- [Material supplied]
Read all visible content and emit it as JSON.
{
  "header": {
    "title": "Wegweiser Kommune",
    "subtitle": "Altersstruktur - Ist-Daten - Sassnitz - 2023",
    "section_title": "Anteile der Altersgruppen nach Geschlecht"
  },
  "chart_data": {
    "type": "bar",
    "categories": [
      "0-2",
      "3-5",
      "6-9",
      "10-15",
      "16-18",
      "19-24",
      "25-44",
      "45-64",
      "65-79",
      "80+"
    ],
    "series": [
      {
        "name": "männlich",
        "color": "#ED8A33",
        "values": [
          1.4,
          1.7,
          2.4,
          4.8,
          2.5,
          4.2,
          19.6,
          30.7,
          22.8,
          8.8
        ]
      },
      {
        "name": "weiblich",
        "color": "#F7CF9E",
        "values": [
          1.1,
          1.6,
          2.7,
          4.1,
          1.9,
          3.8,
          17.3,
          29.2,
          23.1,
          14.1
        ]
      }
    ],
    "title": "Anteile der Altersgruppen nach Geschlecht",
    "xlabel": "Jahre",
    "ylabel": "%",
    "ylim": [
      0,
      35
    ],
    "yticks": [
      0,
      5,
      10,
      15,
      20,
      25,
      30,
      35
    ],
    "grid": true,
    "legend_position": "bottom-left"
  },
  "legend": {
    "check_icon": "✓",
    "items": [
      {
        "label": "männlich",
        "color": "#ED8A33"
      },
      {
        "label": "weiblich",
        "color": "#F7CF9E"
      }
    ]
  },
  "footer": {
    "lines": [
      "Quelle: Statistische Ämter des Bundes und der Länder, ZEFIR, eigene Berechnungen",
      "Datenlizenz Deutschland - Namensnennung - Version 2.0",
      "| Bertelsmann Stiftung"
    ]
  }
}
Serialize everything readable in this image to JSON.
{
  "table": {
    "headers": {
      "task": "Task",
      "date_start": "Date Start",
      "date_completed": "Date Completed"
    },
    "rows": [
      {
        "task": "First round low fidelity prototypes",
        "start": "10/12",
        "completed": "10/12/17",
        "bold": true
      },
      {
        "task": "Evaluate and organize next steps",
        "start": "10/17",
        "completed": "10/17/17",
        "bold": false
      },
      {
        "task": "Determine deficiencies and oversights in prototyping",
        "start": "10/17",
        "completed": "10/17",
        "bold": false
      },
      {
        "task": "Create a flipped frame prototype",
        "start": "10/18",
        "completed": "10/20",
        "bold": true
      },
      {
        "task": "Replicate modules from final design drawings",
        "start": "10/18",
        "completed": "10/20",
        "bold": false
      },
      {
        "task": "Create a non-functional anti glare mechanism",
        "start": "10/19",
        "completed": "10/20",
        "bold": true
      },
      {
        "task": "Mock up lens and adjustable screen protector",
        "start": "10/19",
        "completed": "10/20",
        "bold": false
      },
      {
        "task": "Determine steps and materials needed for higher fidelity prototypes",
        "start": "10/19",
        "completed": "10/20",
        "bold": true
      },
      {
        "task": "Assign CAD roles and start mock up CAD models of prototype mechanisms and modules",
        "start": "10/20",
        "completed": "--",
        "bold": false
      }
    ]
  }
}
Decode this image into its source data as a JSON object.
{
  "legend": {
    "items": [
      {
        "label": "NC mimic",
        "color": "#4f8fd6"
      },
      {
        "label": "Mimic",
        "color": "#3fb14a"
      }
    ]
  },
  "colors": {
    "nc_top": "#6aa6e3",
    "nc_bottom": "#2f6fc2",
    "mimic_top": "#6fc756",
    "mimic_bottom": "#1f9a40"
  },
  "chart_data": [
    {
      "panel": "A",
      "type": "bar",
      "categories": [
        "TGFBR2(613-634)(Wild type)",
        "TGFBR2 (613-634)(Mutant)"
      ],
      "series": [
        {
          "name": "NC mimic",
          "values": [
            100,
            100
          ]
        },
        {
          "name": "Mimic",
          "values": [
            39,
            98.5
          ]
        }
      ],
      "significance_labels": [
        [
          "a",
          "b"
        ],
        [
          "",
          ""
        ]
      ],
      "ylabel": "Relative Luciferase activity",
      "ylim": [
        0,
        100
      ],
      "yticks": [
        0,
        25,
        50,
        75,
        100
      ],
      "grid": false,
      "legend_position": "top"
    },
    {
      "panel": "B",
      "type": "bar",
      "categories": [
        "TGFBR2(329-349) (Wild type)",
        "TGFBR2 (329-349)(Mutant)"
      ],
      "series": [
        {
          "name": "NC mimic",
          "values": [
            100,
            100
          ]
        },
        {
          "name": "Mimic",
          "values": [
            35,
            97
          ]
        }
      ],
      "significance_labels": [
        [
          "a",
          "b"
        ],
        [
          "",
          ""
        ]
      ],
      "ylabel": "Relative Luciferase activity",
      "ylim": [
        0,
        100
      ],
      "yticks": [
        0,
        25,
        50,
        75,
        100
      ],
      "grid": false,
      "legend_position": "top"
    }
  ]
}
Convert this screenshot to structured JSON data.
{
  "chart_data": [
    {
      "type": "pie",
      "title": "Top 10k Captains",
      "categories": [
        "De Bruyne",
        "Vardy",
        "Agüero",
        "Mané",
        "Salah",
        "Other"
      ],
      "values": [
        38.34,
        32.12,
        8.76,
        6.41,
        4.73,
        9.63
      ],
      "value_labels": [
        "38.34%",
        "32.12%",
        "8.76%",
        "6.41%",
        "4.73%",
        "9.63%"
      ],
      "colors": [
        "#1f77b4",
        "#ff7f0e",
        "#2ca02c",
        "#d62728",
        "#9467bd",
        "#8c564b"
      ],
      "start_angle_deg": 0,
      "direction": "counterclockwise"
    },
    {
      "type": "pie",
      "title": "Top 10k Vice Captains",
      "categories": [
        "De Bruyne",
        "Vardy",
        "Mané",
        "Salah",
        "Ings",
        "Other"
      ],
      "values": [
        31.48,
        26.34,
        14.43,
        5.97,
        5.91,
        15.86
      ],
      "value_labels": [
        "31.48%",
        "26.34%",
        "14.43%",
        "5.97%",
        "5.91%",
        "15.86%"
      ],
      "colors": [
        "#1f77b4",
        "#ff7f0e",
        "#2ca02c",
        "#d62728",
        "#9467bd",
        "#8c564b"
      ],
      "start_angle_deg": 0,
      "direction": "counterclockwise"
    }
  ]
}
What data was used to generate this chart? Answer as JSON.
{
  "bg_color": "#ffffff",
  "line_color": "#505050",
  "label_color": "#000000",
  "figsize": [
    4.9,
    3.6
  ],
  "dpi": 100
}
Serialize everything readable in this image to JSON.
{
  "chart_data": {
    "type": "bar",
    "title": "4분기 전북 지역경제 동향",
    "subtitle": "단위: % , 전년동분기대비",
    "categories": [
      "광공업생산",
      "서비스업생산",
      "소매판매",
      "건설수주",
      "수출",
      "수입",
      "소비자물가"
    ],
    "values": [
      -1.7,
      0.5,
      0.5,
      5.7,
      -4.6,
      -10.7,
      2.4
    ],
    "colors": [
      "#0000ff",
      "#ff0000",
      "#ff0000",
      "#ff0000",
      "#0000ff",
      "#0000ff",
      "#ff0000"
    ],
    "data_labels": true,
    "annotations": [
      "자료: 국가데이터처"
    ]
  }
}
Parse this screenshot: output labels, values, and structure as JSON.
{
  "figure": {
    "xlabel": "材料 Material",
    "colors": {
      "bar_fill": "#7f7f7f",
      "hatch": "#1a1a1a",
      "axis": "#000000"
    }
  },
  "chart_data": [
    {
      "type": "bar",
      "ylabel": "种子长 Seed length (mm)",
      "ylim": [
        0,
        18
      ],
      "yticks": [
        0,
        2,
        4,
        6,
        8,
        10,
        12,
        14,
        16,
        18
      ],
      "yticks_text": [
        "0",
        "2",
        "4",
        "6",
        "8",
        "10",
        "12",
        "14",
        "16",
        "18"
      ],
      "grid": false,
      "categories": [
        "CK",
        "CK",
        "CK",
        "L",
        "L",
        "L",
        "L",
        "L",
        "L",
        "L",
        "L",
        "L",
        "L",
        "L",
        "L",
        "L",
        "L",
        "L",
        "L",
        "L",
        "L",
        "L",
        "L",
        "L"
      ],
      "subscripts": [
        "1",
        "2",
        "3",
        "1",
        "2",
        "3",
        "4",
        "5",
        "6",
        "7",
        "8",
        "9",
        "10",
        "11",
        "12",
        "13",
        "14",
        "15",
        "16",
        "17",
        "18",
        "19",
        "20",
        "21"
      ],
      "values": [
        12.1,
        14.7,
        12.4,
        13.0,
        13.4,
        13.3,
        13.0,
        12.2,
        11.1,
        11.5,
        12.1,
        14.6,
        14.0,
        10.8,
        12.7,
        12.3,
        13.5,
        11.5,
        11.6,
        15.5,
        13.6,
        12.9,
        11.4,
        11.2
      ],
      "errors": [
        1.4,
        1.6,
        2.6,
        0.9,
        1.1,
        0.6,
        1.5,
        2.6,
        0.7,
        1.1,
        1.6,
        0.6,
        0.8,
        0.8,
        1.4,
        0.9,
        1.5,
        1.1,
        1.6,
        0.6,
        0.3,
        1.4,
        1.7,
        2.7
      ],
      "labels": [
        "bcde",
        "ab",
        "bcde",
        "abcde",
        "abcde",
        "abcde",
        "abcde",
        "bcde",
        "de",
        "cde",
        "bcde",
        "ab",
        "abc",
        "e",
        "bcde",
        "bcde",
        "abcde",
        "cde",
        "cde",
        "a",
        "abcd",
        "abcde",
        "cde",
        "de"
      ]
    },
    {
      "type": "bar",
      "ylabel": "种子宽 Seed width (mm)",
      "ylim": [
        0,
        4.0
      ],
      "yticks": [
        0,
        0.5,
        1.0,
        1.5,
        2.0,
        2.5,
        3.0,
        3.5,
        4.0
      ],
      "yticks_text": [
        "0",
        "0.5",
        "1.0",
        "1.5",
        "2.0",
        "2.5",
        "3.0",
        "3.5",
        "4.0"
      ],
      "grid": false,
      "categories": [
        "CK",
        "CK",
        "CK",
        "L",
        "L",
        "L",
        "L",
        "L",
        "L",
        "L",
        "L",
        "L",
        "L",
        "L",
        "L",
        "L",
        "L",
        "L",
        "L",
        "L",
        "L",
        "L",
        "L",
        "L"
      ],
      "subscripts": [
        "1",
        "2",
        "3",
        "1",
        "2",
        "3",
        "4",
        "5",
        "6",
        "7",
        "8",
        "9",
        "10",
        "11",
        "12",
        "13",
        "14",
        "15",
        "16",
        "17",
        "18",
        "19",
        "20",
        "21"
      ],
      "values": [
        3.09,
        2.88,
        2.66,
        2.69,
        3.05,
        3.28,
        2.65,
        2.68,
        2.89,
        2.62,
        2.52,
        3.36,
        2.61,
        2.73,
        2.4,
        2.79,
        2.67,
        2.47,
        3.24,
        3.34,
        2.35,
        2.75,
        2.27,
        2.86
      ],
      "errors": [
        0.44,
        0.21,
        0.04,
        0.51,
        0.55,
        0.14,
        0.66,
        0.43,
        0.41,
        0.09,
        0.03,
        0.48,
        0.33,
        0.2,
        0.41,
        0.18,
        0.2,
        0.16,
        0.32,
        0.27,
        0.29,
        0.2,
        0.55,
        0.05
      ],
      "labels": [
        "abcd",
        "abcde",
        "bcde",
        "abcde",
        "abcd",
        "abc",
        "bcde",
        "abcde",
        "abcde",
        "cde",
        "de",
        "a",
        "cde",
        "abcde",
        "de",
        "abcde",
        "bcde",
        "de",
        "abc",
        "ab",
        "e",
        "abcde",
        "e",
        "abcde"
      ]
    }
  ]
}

- [The task] Gather every line from the listing above in which "Mutant" appears, and copy those lines.

- [Task result]
        "TGFBR2 (613-634)(Mutant)"
        "TGFBR2 (329-349)(Mutant)"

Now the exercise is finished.